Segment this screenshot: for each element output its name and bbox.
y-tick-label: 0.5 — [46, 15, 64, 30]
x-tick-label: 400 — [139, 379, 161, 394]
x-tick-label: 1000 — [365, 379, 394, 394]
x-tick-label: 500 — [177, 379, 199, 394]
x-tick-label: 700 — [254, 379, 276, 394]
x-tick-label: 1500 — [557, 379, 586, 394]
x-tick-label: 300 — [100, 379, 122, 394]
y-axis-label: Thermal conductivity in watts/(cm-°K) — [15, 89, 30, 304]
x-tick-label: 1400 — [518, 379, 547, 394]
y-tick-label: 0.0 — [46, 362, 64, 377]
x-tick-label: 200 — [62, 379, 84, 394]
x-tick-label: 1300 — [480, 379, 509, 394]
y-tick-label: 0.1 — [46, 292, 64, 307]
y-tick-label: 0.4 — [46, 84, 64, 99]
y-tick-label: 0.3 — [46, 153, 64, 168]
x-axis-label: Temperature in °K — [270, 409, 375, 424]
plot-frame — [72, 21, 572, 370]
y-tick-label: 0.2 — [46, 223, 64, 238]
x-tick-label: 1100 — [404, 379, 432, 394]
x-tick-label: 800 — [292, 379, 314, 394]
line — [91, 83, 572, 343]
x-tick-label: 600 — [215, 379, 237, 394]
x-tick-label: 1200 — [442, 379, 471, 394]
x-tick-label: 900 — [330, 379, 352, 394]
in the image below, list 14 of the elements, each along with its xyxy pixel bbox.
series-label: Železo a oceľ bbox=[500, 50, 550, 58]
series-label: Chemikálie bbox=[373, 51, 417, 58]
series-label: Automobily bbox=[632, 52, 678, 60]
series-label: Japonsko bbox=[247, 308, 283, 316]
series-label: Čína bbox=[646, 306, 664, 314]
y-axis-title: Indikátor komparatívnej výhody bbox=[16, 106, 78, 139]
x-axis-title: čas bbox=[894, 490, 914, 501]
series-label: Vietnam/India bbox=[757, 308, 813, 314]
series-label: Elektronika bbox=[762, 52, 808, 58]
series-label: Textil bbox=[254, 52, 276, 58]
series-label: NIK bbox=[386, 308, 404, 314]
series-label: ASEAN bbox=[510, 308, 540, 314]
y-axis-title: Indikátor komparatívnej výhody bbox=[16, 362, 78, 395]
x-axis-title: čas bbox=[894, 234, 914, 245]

:: Written instruction ::
Please count the lines in the listing above that contain the string "each". Case matters, and your reply should be only the number.

:: Exercise result ::
2